Task brief ->
Identify each line below that contains the word "Temperature", and copy it out.

Entries provided ->

==*==

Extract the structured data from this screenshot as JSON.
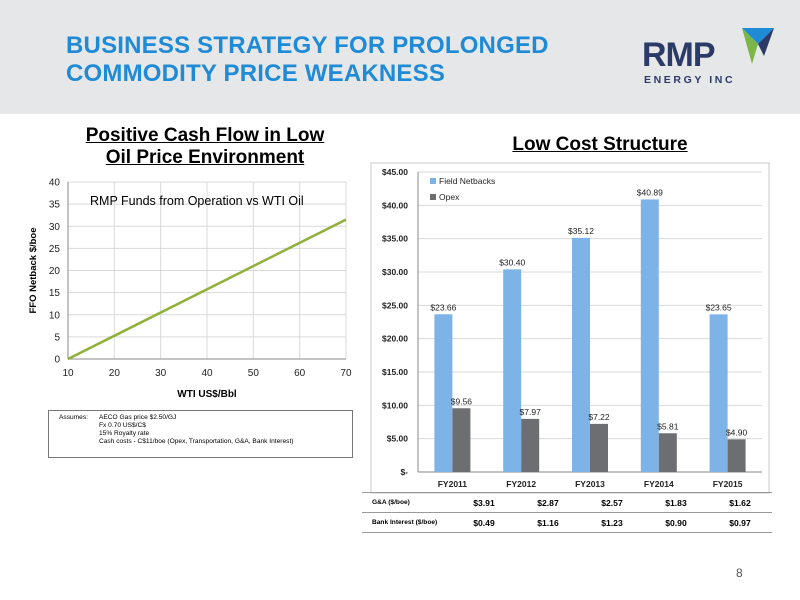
{
  "header": {
    "title_line1": "BUSINESS STRATEGY FOR PROLONGED",
    "title_line2": "COMMODITY PRICE WEAKNESS",
    "logo_text": "RMP",
    "logo_subtext": "ENERGY INC",
    "colors": {
      "title": "#1f8bd6",
      "logo": "#2b3a67",
      "logo_mark_green": "#7ab648",
      "logo_mark_blue": "#1f8bd6"
    }
  },
  "left": {
    "heading_line1": "Positive Cash Flow in Low",
    "heading_line2": "Oil Price Environment",
    "assumptions": {
      "label": "Assumes:",
      "lines": [
        "AECO Gas price $2.50/GJ",
        "Fx  0.70 US$/C$",
        "15% Royalty rate",
        "Cash costs - C$11/boe (Opex, Transportation, G&A, Bank Interest)"
      ]
    }
  },
  "right": {
    "heading": "Low Cost Structure",
    "table": {
      "rows": [
        {
          "label": "G&A ($/boe)",
          "values": [
            "$3.91",
            "$2.87",
            "$2.57",
            "$1.83",
            "$1.62"
          ]
        },
        {
          "label": "Bank Interest ($/boe)",
          "values": [
            "$0.49",
            "$1.16",
            "$1.23",
            "$0.90",
            "$0.97"
          ]
        }
      ]
    }
  },
  "page_number": "8",
  "chart_data": [
    {
      "type": "line",
      "title": "RMP Funds from Operation vs WTI Oil",
      "xlabel": "WTI US$/Bbl",
      "ylabel": "FFO Netback $/boe",
      "xlim": [
        10,
        70
      ],
      "ylim": [
        0,
        40
      ],
      "x_ticks": [
        10,
        20,
        30,
        40,
        50,
        60,
        70
      ],
      "y_ticks": [
        0,
        5,
        10,
        15,
        20,
        25,
        30,
        35,
        40
      ],
      "grid": true,
      "series": [
        {
          "x": [
            10,
            70
          ],
          "y": [
            0,
            31.5
          ],
          "color": "#8fb03a"
        }
      ]
    },
    {
      "type": "bar",
      "categories": [
        "FY2011",
        "FY2012",
        "FY2013",
        "FY2014",
        "FY2015"
      ],
      "ylim": [
        0,
        45
      ],
      "y_ticks": [
        0,
        5,
        10,
        15,
        20,
        25,
        30,
        35,
        40,
        45
      ],
      "y_tick_labels": [
        "$-",
        "$5.00",
        "$10.00",
        "$15.00",
        "$20.00",
        "$25.00",
        "$30.00",
        "$35.00",
        "$40.00",
        "$45.00"
      ],
      "grid": true,
      "legend": "top-left",
      "series": [
        {
          "name": "Field Netbacks",
          "values": [
            23.66,
            30.4,
            35.12,
            40.89,
            23.65
          ],
          "labels": [
            "$23.66",
            "$30.40",
            "$35.12",
            "$40.89",
            "$23.65"
          ],
          "color": "#7eb3e7"
        },
        {
          "name": "Opex",
          "values": [
            9.56,
            7.97,
            7.22,
            5.81,
            4.9
          ],
          "labels": [
            "$9.56",
            "$7.97",
            "$7.22",
            "$5.81",
            "$4.90"
          ],
          "color": "#6d6e71"
        }
      ]
    }
  ]
}
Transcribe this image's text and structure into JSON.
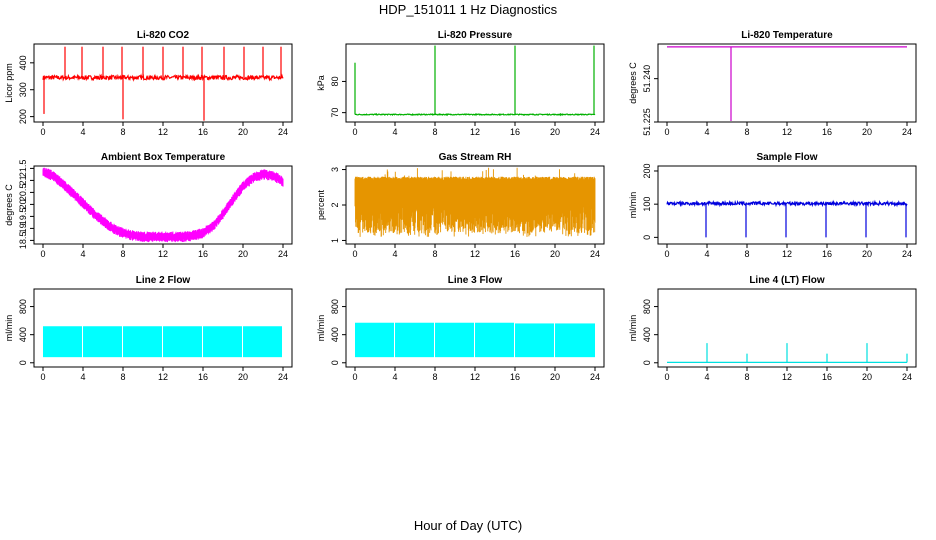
{
  "title": "HDP_151011  1 Hz Diagnostics",
  "xlabel": "Hour of Day (UTC)",
  "chart_data": [
    {
      "type": "line",
      "title": "Li-820 CO2",
      "ylabel": "Licor ppm",
      "color": "#ff0000",
      "xticks": [
        0,
        4,
        8,
        12,
        16,
        20,
        24
      ],
      "yticks": [
        200,
        300,
        400
      ],
      "xlim": [
        0,
        24
      ],
      "ylim": [
        180,
        470
      ],
      "baseline": 345,
      "noise": 8,
      "spikes": [
        {
          "x": 0.1,
          "y": 210
        },
        {
          "x": 2.2,
          "y": 460
        },
        {
          "x": 3.9,
          "y": 460
        },
        {
          "x": 6.0,
          "y": 460
        },
        {
          "x": 7.9,
          "y": 460
        },
        {
          "x": 8.0,
          "y": 190
        },
        {
          "x": 10.0,
          "y": 460
        },
        {
          "x": 12.0,
          "y": 460
        },
        {
          "x": 14.0,
          "y": 460
        },
        {
          "x": 15.9,
          "y": 460
        },
        {
          "x": 16.1,
          "y": 185
        },
        {
          "x": 18.1,
          "y": 460
        },
        {
          "x": 20.1,
          "y": 460
        },
        {
          "x": 22.0,
          "y": 460
        },
        {
          "x": 23.8,
          "y": 460
        }
      ]
    },
    {
      "type": "line",
      "title": "Li-820 Pressure",
      "ylabel": "kPa",
      "color": "#00b000",
      "xticks": [
        0,
        4,
        8,
        12,
        16,
        20,
        24
      ],
      "yticks": [
        70,
        80
      ],
      "xlim": [
        0,
        24
      ],
      "ylim": [
        67,
        92
      ],
      "baseline": 69.4,
      "noise": 0.15,
      "spikes": [
        {
          "x": 0.0,
          "y": 86
        },
        {
          "x": 8.0,
          "y": 91.5
        },
        {
          "x": 16.0,
          "y": 91.5
        },
        {
          "x": 23.9,
          "y": 91.5
        }
      ]
    },
    {
      "type": "line",
      "title": "Li-820 Temperature",
      "ylabel": "degrees C",
      "color": "#cc00cc",
      "xticks": [
        0,
        4,
        8,
        12,
        16,
        20,
        24
      ],
      "yticks": [
        51.225,
        51.24
      ],
      "xlim": [
        0,
        24
      ],
      "ylim": [
        51.225,
        51.252
      ],
      "baseline": 51.251,
      "noise": 0,
      "spikes": [
        {
          "x": 6.4,
          "y": 51.225
        }
      ]
    },
    {
      "type": "line",
      "title": "Ambient Box Temperature",
      "ylabel": "degrees C",
      "color": "#ff00ff",
      "xticks": [
        0,
        4,
        8,
        12,
        16,
        20,
        24
      ],
      "yticks": [
        18.5,
        19.0,
        19.5,
        20.0,
        20.5,
        21.0,
        21.5
      ],
      "xlim": [
        0,
        24
      ],
      "ylim": [
        18.35,
        21.6
      ],
      "x": [
        0,
        1,
        2,
        3,
        4,
        5,
        6,
        7,
        8,
        9,
        10,
        11,
        12,
        13,
        14,
        15,
        16,
        17,
        18,
        19,
        20,
        21,
        22,
        23,
        24
      ],
      "y": [
        21.35,
        21.2,
        20.85,
        20.45,
        20.05,
        19.65,
        19.3,
        19.0,
        18.8,
        18.7,
        18.65,
        18.65,
        18.65,
        18.65,
        18.65,
        18.7,
        18.8,
        19.1,
        19.6,
        20.2,
        20.75,
        21.1,
        21.25,
        21.2,
        20.95
      ],
      "noise": 0.22
    },
    {
      "type": "line",
      "title": "Gas Stream RH",
      "ylabel": "percent",
      "color": "#e69500",
      "xticks": [
        0,
        4,
        8,
        12,
        16,
        20,
        24
      ],
      "yticks": [
        1.0,
        2.0,
        3.0
      ],
      "xlim": [
        0,
        24
      ],
      "ylim": [
        0.9,
        3.1
      ],
      "band": [
        1.2,
        2.8
      ],
      "noise": 0.8
    },
    {
      "type": "line",
      "title": "Sample Flow",
      "ylabel": "ml/min",
      "color": "#0000dd",
      "xticks": [
        0,
        4,
        8,
        12,
        16,
        20,
        24
      ],
      "yticks": [
        0,
        100,
        200
      ],
      "xlim": [
        0,
        24
      ],
      "ylim": [
        -20,
        215
      ],
      "baseline": 102,
      "noise": 5,
      "spikes": [
        {
          "x": 3.9,
          "y": 0
        },
        {
          "x": 7.9,
          "y": 0
        },
        {
          "x": 11.9,
          "y": 0
        },
        {
          "x": 15.9,
          "y": 0
        },
        {
          "x": 19.9,
          "y": 0
        },
        {
          "x": 23.9,
          "y": 0
        }
      ]
    },
    {
      "type": "area",
      "title": "Line 2 Flow",
      "ylabel": "ml/min",
      "color": "#00ffff",
      "xticks": [
        0,
        4,
        8,
        12,
        16,
        20,
        24
      ],
      "yticks": [
        0,
        400,
        800
      ],
      "xlim": [
        0,
        24
      ],
      "ylim": [
        -60,
        1050
      ],
      "segments": [
        {
          "x0": 0,
          "x1": 3.9,
          "lo": 80,
          "hi": 520
        },
        {
          "x0": 4.0,
          "x1": 7.9,
          "lo": 80,
          "hi": 520
        },
        {
          "x0": 8.0,
          "x1": 11.9,
          "lo": 80,
          "hi": 520
        },
        {
          "x0": 12.0,
          "x1": 15.9,
          "lo": 80,
          "hi": 520
        },
        {
          "x0": 16.0,
          "x1": 19.9,
          "lo": 80,
          "hi": 520
        },
        {
          "x0": 20.0,
          "x1": 23.9,
          "lo": 80,
          "hi": 520
        }
      ]
    },
    {
      "type": "area",
      "title": "Line 3 Flow",
      "ylabel": "ml/min",
      "color": "#00ffff",
      "xticks": [
        0,
        4,
        8,
        12,
        16,
        20,
        24
      ],
      "yticks": [
        0,
        400,
        800
      ],
      "xlim": [
        0,
        24
      ],
      "ylim": [
        -60,
        1050
      ],
      "segments": [
        {
          "x0": 0,
          "x1": 3.9,
          "lo": 80,
          "hi": 570
        },
        {
          "x0": 4.0,
          "x1": 7.9,
          "lo": 80,
          "hi": 570
        },
        {
          "x0": 8.0,
          "x1": 11.9,
          "lo": 80,
          "hi": 570
        },
        {
          "x0": 12.0,
          "x1": 15.9,
          "lo": 80,
          "hi": 570
        },
        {
          "x0": 16.0,
          "x1": 19.9,
          "lo": 80,
          "hi": 560
        },
        {
          "x0": 20.0,
          "x1": 24.0,
          "lo": 80,
          "hi": 560
        }
      ]
    },
    {
      "type": "line",
      "title": "Line 4 (LT) Flow",
      "ylabel": "ml/min",
      "color": "#00e0e0",
      "xticks": [
        0,
        4,
        8,
        12,
        16,
        20,
        24
      ],
      "yticks": [
        0,
        400,
        800
      ],
      "xlim": [
        0,
        24
      ],
      "ylim": [
        -60,
        1050
      ],
      "baseline": 5,
      "noise": 0,
      "spikes": [
        {
          "x": 4.0,
          "y": 280
        },
        {
          "x": 8.0,
          "y": 130
        },
        {
          "x": 12.0,
          "y": 280
        },
        {
          "x": 16.0,
          "y": 130
        },
        {
          "x": 20.0,
          "y": 280
        },
        {
          "x": 24.0,
          "y": 130
        }
      ]
    }
  ]
}
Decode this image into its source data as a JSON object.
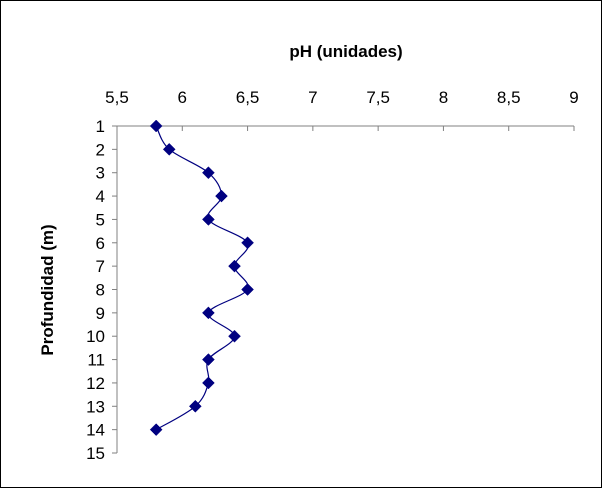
{
  "chart_data": {
    "type": "line",
    "title": "pH (unidades)",
    "xlabel": "pH (unidades)",
    "ylabel": "Profundidad (m)",
    "x_axis_position": "top",
    "y_axis_inverted": true,
    "xlim": [
      5.5,
      9
    ],
    "ylim": [
      1,
      15
    ],
    "x_ticks": [
      "5,5",
      "6",
      "6,5",
      "7",
      "7,5",
      "8",
      "8,5",
      "9"
    ],
    "y_ticks": [
      "1",
      "2",
      "3",
      "4",
      "5",
      "6",
      "7",
      "8",
      "9",
      "10",
      "11",
      "12",
      "13",
      "14",
      "15"
    ],
    "grid": false,
    "legend": "none",
    "smooth": true,
    "marker": "diamond",
    "series": [
      {
        "color": "#000080",
        "points": [
          {
            "depth": 1,
            "ph": 5.8
          },
          {
            "depth": 2,
            "ph": 5.9
          },
          {
            "depth": 3,
            "ph": 6.2
          },
          {
            "depth": 4,
            "ph": 6.3
          },
          {
            "depth": 5,
            "ph": 6.2
          },
          {
            "depth": 6,
            "ph": 6.5
          },
          {
            "depth": 7,
            "ph": 6.4
          },
          {
            "depth": 8,
            "ph": 6.5
          },
          {
            "depth": 9,
            "ph": 6.2
          },
          {
            "depth": 10,
            "ph": 6.4
          },
          {
            "depth": 11,
            "ph": 6.2
          },
          {
            "depth": 12,
            "ph": 6.2
          },
          {
            "depth": 13,
            "ph": 6.1
          },
          {
            "depth": 14,
            "ph": 5.8
          }
        ]
      }
    ]
  }
}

==*==

Final answer ->
      "title": "Li-820 Temperature",
      "title": "Ambient Box Temperature",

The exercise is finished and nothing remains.